→ Challenge
From the entries below, pull out each line where "name" appears.

→ Data shown
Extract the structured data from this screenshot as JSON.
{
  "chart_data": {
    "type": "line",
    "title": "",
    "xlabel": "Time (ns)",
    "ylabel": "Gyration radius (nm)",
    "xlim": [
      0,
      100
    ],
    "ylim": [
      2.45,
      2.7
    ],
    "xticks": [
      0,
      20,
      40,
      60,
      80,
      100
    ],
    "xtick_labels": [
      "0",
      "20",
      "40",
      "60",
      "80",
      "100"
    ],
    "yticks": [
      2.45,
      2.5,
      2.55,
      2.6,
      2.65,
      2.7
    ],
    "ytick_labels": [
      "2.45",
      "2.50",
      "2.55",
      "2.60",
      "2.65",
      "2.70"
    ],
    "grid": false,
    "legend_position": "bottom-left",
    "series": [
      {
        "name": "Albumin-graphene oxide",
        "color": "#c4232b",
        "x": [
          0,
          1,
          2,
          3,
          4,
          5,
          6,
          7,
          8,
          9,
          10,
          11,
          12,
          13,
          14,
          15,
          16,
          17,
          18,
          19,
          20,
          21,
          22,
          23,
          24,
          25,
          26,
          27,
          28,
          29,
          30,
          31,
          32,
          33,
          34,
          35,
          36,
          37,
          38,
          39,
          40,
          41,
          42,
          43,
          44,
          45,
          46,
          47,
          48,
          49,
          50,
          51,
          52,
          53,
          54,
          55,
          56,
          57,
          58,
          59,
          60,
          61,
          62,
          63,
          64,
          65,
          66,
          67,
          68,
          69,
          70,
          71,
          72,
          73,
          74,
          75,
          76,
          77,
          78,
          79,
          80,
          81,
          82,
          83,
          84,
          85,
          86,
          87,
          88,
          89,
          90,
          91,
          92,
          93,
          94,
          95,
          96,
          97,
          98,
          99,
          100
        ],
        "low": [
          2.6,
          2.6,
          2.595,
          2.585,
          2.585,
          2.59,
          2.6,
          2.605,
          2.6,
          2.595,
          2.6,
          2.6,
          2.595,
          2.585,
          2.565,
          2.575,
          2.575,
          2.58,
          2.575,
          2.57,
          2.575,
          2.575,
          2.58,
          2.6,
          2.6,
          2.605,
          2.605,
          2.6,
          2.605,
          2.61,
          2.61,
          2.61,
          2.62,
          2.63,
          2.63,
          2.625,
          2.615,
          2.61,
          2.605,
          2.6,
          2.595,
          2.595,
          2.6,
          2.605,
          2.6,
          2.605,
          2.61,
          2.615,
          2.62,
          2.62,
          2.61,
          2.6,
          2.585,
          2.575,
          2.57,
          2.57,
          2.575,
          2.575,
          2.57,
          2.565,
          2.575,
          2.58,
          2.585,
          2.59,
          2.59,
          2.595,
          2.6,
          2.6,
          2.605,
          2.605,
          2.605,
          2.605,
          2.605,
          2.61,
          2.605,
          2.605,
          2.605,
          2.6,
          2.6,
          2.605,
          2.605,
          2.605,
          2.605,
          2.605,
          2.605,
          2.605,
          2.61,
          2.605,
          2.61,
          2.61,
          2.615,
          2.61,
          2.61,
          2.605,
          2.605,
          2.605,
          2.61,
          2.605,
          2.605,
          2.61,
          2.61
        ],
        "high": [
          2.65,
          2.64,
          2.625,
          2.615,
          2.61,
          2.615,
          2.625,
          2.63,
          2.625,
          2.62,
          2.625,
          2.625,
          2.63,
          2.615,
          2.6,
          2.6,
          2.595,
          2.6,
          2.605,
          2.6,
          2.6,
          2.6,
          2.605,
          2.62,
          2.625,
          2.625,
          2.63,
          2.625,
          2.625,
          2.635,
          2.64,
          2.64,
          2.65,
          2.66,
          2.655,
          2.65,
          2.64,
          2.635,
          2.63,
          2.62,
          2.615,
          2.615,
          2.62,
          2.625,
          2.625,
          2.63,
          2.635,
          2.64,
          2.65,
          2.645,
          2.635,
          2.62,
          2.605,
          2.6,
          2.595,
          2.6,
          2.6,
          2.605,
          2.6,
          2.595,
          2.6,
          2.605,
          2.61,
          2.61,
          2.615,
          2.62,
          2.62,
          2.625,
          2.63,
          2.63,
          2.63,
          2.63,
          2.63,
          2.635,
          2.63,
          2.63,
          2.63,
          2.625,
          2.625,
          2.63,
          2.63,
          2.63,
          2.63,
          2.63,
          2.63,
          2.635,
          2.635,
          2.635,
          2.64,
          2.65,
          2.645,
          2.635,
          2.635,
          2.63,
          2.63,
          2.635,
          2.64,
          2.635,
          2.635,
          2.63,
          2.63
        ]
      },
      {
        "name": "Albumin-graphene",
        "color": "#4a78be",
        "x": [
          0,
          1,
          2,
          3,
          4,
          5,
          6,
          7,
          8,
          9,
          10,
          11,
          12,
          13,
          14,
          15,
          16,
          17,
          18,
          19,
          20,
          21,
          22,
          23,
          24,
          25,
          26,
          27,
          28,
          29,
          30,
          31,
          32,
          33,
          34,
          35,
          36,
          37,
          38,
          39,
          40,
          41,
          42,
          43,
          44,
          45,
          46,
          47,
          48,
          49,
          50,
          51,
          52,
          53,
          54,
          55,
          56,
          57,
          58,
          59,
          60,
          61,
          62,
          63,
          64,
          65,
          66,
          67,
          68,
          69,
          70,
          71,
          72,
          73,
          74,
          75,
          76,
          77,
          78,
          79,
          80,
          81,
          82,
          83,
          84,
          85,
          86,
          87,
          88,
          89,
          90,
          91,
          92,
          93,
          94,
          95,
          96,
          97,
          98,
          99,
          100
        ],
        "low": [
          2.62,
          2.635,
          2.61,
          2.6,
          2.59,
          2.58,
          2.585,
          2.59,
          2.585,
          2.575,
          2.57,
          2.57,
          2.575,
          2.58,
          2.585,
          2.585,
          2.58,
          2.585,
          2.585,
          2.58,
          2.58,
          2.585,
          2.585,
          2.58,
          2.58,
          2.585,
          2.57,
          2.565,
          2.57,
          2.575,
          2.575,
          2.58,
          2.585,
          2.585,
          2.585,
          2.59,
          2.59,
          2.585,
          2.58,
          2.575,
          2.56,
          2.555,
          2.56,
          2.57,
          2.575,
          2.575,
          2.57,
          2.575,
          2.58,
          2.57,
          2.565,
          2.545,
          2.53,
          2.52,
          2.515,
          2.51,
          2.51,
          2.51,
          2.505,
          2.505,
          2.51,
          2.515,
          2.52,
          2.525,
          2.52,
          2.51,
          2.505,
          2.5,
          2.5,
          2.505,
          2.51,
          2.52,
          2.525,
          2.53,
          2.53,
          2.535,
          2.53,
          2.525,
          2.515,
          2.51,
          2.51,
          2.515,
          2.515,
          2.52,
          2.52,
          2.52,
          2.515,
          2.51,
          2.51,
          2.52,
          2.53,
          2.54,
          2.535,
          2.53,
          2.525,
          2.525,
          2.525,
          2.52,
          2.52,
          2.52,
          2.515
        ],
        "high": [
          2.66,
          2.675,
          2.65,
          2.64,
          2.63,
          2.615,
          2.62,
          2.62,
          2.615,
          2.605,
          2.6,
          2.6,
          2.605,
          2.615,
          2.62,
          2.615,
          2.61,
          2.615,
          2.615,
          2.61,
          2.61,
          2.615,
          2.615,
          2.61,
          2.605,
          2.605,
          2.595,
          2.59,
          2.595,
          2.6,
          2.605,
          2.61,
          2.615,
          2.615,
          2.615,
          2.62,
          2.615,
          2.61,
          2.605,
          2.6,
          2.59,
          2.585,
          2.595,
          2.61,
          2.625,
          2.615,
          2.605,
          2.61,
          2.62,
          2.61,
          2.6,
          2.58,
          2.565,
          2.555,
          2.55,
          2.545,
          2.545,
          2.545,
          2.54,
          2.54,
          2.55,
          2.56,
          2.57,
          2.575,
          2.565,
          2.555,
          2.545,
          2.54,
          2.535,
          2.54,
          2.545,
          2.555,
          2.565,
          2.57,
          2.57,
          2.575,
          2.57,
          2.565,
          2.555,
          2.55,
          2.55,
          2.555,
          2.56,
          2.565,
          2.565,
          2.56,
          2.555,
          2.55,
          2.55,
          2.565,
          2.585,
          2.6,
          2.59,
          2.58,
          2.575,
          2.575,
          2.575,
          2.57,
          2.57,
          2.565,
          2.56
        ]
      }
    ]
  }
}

→ Written answer
        "name": "Albumin-graphene oxide",
        "name": "Albumin-graphene",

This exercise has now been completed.